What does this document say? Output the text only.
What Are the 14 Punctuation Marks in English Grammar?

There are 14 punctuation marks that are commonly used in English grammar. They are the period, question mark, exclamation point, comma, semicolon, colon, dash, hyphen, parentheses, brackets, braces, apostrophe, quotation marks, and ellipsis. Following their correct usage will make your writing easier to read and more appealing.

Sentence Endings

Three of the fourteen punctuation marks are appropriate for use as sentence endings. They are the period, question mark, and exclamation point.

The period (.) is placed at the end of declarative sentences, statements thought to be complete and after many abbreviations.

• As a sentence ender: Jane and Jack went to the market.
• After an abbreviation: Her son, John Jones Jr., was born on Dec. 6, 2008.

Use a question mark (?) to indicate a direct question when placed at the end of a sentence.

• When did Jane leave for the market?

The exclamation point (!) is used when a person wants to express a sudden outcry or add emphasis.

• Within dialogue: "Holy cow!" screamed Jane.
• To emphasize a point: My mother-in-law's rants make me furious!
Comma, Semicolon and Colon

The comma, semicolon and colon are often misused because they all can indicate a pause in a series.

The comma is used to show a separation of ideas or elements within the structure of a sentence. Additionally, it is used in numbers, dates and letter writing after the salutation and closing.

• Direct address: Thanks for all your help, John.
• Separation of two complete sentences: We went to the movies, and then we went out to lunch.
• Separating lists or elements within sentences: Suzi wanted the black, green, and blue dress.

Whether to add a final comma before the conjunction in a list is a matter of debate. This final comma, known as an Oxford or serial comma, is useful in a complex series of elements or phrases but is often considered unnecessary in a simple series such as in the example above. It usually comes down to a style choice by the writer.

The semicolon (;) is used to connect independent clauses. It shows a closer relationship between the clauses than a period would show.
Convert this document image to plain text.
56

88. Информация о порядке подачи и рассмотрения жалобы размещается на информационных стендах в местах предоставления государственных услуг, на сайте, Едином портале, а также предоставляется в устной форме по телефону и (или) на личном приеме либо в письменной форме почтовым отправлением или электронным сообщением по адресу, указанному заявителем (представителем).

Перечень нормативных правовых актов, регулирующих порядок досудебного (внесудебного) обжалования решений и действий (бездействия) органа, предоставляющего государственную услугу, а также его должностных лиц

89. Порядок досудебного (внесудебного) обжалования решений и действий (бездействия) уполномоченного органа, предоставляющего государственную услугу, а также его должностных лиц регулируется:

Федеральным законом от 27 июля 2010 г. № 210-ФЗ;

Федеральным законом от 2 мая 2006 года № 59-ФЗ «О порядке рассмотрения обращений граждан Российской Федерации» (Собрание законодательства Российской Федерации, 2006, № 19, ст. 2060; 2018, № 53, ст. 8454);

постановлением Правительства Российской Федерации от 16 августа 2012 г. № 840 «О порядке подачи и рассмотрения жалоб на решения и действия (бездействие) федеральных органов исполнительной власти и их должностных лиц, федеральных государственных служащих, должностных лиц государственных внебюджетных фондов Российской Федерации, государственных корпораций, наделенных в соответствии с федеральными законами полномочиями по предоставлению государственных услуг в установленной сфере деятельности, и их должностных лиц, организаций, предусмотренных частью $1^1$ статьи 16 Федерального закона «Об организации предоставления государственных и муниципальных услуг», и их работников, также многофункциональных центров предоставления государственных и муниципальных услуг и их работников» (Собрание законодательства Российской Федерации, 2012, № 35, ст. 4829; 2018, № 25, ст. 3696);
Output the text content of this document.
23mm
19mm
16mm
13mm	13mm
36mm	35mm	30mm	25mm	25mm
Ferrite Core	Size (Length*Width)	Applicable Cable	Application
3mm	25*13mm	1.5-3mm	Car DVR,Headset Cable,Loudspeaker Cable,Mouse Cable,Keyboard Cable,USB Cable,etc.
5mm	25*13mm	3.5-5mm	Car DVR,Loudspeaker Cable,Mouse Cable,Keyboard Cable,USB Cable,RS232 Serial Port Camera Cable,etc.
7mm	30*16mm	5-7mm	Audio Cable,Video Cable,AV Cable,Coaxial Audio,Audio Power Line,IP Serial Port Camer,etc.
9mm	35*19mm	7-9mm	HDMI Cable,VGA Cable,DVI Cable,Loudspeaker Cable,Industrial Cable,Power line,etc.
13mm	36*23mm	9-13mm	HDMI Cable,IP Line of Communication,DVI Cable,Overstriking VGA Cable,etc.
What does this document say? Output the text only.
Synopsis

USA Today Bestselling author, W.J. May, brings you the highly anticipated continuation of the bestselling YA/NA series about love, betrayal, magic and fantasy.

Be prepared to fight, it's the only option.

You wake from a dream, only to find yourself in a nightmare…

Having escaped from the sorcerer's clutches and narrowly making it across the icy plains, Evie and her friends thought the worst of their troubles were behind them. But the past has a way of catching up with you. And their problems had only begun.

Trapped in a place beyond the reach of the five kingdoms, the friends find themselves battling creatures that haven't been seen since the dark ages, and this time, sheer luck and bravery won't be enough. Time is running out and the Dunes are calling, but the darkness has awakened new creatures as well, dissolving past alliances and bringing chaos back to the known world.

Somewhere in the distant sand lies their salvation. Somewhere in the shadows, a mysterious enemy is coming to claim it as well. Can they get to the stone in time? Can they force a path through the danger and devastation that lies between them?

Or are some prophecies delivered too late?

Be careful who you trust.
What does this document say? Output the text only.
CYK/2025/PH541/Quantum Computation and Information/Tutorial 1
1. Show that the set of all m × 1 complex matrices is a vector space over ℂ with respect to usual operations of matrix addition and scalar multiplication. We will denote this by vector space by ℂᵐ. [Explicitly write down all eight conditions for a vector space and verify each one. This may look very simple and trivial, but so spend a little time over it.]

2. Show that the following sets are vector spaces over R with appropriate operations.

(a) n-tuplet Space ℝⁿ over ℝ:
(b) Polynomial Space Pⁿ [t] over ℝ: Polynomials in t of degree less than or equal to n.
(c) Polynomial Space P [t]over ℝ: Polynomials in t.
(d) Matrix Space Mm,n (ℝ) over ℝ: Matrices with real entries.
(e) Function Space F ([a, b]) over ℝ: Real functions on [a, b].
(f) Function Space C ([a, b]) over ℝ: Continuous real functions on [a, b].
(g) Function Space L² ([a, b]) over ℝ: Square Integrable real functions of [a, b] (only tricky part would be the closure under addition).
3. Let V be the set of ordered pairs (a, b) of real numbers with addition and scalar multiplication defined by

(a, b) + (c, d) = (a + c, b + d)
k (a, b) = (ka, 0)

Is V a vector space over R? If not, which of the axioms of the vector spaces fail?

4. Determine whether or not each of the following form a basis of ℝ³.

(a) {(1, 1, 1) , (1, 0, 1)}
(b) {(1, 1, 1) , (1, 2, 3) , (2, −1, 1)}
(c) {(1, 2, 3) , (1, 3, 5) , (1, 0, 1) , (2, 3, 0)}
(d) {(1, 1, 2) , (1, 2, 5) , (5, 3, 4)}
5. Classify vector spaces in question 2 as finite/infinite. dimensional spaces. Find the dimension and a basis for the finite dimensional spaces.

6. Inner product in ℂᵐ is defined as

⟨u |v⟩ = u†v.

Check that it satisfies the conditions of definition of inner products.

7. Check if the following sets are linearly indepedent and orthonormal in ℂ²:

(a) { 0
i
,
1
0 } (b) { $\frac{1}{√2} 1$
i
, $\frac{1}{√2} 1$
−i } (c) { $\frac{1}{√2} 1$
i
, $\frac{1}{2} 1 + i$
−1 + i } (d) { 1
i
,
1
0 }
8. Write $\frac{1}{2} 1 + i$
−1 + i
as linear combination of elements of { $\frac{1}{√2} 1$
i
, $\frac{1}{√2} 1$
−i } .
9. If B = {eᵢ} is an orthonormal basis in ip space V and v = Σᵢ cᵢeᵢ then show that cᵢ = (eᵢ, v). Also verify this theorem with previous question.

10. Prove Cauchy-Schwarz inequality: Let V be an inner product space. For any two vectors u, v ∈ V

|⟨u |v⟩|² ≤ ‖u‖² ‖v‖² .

◆ WHAT IS EXPECTED ◆
In the entries above, find every line holding the word "Polynomials" and copy it out.

◆ RESULT OF THE TASK ◆
(b) Polynomial Space Pⁿ [t] over ℝ: Polynomials in t of degree less than or equal to n.
(c) Polynomial Space P [t]over ℝ: Polynomials in t.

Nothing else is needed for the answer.